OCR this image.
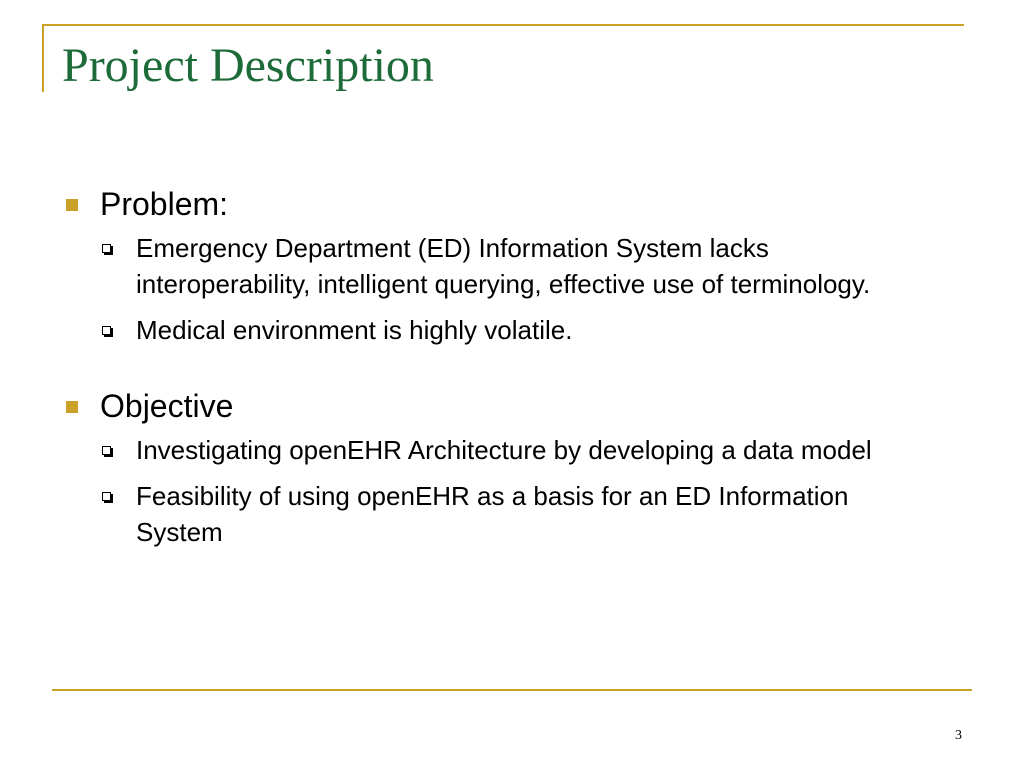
Project Description
Problem:
Emergency Department (ED) Information System lacks interoperability, intelligent querying, effective use of terminology.
Medical environment is highly volatile.
Objective
Investigating openEHR Architecture by developing a data model
Feasibility of using openEHR as a basis for an ED Information System
3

§ **STATED PROBLEM**:
Set every line down exactly as written, leaving each picture out.

§ **SOLUTION TO THE PROBLEM**:
OCR this image.
Project Description
Problem:
Emergency Department (ED) Information System lacks interoperability, intelligent querying, effective use of terminology.
Medical environment is highly volatile.
Objective
Investigating openEHR Architecture by developing a data model
Feasibility of using openEHR as a basis for an ED Information System
3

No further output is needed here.